---------- Data extract

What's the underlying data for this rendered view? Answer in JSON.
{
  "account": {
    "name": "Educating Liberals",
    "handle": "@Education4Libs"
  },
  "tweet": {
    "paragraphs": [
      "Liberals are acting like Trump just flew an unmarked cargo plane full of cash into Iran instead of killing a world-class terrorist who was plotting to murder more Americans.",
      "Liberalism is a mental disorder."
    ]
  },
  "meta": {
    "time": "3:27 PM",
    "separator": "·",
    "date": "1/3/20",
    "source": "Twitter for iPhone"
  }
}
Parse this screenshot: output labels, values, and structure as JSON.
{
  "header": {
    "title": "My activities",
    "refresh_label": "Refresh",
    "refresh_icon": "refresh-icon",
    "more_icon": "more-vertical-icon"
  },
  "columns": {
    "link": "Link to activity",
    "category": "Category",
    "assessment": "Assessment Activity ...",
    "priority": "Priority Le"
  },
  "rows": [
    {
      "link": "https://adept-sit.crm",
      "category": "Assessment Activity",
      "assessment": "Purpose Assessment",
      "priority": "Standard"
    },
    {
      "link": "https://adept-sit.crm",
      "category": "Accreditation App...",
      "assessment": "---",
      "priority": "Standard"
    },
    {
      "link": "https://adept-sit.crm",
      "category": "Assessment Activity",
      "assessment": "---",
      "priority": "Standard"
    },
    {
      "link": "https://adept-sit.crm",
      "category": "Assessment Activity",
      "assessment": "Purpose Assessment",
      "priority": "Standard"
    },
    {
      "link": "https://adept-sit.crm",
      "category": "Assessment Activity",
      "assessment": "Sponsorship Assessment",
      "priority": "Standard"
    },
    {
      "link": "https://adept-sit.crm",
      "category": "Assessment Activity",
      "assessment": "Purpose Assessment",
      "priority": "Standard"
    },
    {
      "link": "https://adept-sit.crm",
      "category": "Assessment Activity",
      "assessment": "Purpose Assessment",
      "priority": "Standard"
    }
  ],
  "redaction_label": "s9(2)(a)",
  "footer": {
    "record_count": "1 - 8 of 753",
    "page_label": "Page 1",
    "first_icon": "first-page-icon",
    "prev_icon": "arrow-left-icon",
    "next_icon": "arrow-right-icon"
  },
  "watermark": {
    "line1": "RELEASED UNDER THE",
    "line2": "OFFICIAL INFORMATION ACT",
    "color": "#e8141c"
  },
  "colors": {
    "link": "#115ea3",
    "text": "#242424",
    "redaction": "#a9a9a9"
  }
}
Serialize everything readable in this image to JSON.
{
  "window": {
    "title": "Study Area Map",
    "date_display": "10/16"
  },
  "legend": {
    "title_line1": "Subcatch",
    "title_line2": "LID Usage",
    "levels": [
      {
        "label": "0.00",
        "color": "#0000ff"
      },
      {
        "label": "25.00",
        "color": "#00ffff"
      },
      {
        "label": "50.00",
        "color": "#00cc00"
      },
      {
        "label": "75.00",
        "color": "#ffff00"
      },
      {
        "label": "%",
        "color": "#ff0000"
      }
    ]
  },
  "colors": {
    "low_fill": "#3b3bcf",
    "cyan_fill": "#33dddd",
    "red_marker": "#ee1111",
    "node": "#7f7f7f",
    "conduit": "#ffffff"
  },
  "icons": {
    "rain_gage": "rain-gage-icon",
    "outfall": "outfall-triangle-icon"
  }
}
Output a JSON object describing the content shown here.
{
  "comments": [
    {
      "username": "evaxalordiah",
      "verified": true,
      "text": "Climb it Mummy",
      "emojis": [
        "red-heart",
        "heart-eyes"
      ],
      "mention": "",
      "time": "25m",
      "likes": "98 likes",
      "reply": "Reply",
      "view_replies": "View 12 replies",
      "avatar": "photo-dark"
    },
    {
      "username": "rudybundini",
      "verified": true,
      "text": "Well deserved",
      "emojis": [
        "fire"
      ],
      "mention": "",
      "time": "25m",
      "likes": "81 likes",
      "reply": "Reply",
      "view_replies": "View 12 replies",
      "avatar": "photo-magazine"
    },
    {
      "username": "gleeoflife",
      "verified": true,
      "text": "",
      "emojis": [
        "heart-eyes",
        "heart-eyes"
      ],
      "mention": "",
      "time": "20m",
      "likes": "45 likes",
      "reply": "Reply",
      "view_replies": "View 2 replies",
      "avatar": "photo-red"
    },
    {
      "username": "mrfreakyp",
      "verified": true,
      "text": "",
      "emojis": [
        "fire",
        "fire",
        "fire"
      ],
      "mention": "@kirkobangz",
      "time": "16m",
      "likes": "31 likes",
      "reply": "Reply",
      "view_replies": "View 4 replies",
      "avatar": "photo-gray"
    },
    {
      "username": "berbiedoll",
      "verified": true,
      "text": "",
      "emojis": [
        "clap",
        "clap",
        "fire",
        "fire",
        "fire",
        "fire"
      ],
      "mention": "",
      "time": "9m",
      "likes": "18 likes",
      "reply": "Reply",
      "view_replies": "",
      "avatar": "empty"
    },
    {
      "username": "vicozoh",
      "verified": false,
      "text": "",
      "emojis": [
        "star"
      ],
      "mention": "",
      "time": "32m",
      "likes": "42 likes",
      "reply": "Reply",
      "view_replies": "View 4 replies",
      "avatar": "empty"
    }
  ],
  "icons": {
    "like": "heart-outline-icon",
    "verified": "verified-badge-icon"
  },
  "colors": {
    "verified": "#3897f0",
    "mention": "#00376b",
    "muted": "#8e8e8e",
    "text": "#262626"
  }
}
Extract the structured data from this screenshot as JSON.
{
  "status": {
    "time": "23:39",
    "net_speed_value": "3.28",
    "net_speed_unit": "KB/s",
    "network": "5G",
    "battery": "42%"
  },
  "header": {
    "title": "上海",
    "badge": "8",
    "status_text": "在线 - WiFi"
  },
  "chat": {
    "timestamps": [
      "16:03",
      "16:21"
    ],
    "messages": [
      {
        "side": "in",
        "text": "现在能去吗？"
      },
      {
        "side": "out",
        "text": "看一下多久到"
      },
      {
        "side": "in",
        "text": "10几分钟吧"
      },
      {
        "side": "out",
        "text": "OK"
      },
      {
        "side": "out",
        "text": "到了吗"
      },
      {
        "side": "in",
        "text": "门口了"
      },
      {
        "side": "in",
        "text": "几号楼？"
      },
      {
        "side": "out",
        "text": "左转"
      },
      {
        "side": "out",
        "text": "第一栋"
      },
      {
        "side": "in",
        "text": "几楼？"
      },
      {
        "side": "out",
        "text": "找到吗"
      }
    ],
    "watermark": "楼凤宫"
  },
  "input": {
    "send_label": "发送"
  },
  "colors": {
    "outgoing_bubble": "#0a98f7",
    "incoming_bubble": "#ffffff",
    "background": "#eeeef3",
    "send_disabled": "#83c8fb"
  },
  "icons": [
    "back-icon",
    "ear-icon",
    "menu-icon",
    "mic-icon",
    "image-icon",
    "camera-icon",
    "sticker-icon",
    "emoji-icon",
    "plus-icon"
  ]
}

--------------------

Goal = From the records above, extract each line exactly as shown.

Response =
What's the underlying data for this rendered view? Answer in JSON.
{
  "account": {
    "name": "Educating Liberals",
    "handle": "@Education4Libs"
  },
  "tweet": {
    "paragraphs": [
      "Liberals are acting like Trump just flew an unmarked cargo plane full of cash into Iran instead of killing a world-class terrorist who was plotting to murder more Americans.",
      "Liberalism is a mental disorder."
    ]
  },
  "meta": {
    "time": "3:27 PM",
    "separator": "·",
    "date": "1/3/20",
    "source": "Twitter for iPhone"
  }
}
Parse this screenshot: output labels, values, and structure as JSON.
{
  "header": {
    "title": "My activities",
    "refresh_label": "Refresh",
    "refresh_icon": "refresh-icon",
    "more_icon": "more-vertical-icon"
  },
  "columns": {
    "link": "Link to activity",
    "category": "Category",
    "assessment": "Assessment Activity ...",
    "priority": "Priority Le"
  },
  "rows": [
    {
      "link": "https://adept-sit.crm",
      "category": "Assessment Activity",
      "assessment": "Purpose Assessment",
      "priority": "Standard"
    },
    {
      "link": "https://adept-sit.crm",
      "category": "Accreditation App...",
      "assessment": "---",
      "priority": "Standard"
    },
    {
      "link": "https://adept-sit.crm",
      "category": "Assessment Activity",
      "assessment": "---",
      "priority": "Standard"
    },
    {
      "link": "https://adept-sit.crm",
      "category": "Assessment Activity",
      "assessment": "Purpose Assessment",
      "priority": "Standard"
    },
    {
      "link": "https://adept-sit.crm",
      "category": "Assessment Activity",
      "assessment": "Sponsorship Assessment",
      "priority": "Standard"
    },
    {
      "link": "https://adept-sit.crm",
      "category": "Assessment Activity",
      "assessment": "Purpose Assessment",
      "priority": "Standard"
    },
    {
      "link": "https://adept-sit.crm",
      "category": "Assessment Activity",
      "assessment": "Purpose Assessment",
      "priority": "Standard"
    }
  ],
  "redaction_label": "s9(2)(a)",
  "footer": {
    "record_count": "1 - 8 of 753",
    "page_label": "Page 1",
    "first_icon": "first-page-icon",
    "prev_icon": "arrow-left-icon",
    "next_icon": "arrow-right-icon"
  },
  "watermark": {
    "line1": "RELEASED UNDER THE",
    "line2": "OFFICIAL INFORMATION ACT",
    "color": "#e8141c"
  },
  "colors": {
    "link": "#115ea3",
    "text": "#242424",
    "redaction": "#a9a9a9"
  }
}
Serialize everything readable in this image to JSON.
{
  "window": {
    "title": "Study Area Map",
    "date_display": "10/16"
  },
  "legend": {
    "title_line1": "Subcatch",
    "title_line2": "LID Usage",
    "levels": [
      {
        "label": "0.00",
        "color": "#0000ff"
      },
      {
        "label": "25.00",
        "color": "#00ffff"
      },
      {
        "label": "50.00",
        "color": "#00cc00"
      },
      {
        "label": "75.00",
        "color": "#ffff00"
      },
      {
        "label": "%",
        "color": "#ff0000"
      }
    ]
  },
  "colors": {
    "low_fill": "#3b3bcf",
    "cyan_fill": "#33dddd",
    "red_marker": "#ee1111",
    "node": "#7f7f7f",
    "conduit": "#ffffff"
  },
  "icons": {
    "rain_gage": "rain-gage-icon",
    "outfall": "outfall-triangle-icon"
  }
}
Output a JSON object describing the content shown here.
{
  "comments": [
    {
      "username": "evaxalordiah",
      "verified": true,
      "text": "Climb it Mummy",
      "emojis": [
        "red-heart",
        "heart-eyes"
      ],
      "mention": "",
      "time": "25m",
      "likes": "98 likes",
      "reply": "Reply",
      "view_replies": "View 12 replies",
      "avatar": "photo-dark"
    },
    {
      "username": "rudybundini",
      "verified": true,
      "text": "Well deserved",
      "emojis": [
        "fire"
      ],
      "mention": "",
      "time": "25m",
      "likes": "81 likes",
      "reply": "Reply",
      "view_replies": "View 12 replies",
      "avatar": "photo-magazine"
    },
    {
      "username": "gleeoflife",
      "verified": true,
      "text": "",
      "emojis": [
        "heart-eyes",
        "heart-eyes"
      ],
      "mention": "",
      "time": "20m",
      "likes": "45 likes",
      "reply": "Reply",
      "view_replies": "View 2 replies",
      "avatar": "photo-red"
    },
    {
      "username": "mrfreakyp",
      "verified": true,
      "text": "",
      "emojis": [
        "fire",
        "fire",
        "fire"
      ],
      "mention": "@kirkobangz",
      "time": "16m",
      "likes": "31 likes",
      "reply": "Reply",
      "view_replies": "View 4 replies",
      "avatar": "photo-gray"
    },
    {
      "username": "berbiedoll",
      "verified": true,
      "text": "",
      "emojis": [
        "clap",
        "clap",
        "fire",
        "fire",
        "fire",
        "fire"
      ],
      "mention": "",
      "time": "9m",
      "likes": "18 likes",
      "reply": "Reply",
      "view_replies": "",
      "avatar": "empty"
    },
    {
      "username": "vicozoh",
      "verified": false,
      "text": "",
      "emojis": [
        "star"
      ],
      "mention": "",
      "time": "32m",
      "likes": "42 likes",
      "reply": "Reply",
      "view_replies": "View 4 replies",
      "avatar": "empty"
    }
  ],
  "icons": {
    "like": "heart-outline-icon",
    "verified": "verified-badge-icon"
  },
  "colors": {
    "verified": "#3897f0",
    "mention": "#00376b",
    "muted": "#8e8e8e",
    "text": "#262626"
  }
}
Extract the structured data from this screenshot as JSON.
{
  "status": {
    "time": "23:39",
    "net_speed_value": "3.28",
    "net_speed_unit": "KB/s",
    "network": "5G",
    "battery": "42%"
  },
  "header": {
    "title": "上海",
    "badge": "8",
    "status_text": "在线 - WiFi"
  },
  "chat": {
    "timestamps": [
      "16:03",
      "16:21"
    ],
    "messages": [
      {
        "side": "in",
        "text": "现在能去吗？"
      },
      {
        "side": "out",
        "text": "看一下多久到"
      },
      {
        "side": "in",
        "text": "10几分钟吧"
      },
      {
        "side": "out",
        "text": "OK"
      },
      {
        "side": "out",
        "text": "到了吗"
      },
      {
        "side": "in",
        "text": "门口了"
      },
      {
        "side": "in",
        "text": "几号楼？"
      },
      {
        "side": "out",
        "text": "左转"
      },
      {
        "side": "out",
        "text": "第一栋"
      },
      {
        "side": "in",
        "text": "几楼？"
      },
      {
        "side": "out",
        "text": "找到吗"
      }
    ],
    "watermark": "楼凤宫"
  },
  "input": {
    "send_label": "发送"
  },
  "colors": {
    "outgoing_bubble": "#0a98f7",
    "incoming_bubble": "#ffffff",
    "background": "#eeeef3",
    "send_disabled": "#83c8fb"
  },
  "icons": [
    "back-icon",
    "ear-icon",
    "menu-icon",
    "mic-icon",
    "image-icon",
    "camera-icon",
    "sticker-icon",
    "emoji-icon",
    "plus-icon"
  ]
}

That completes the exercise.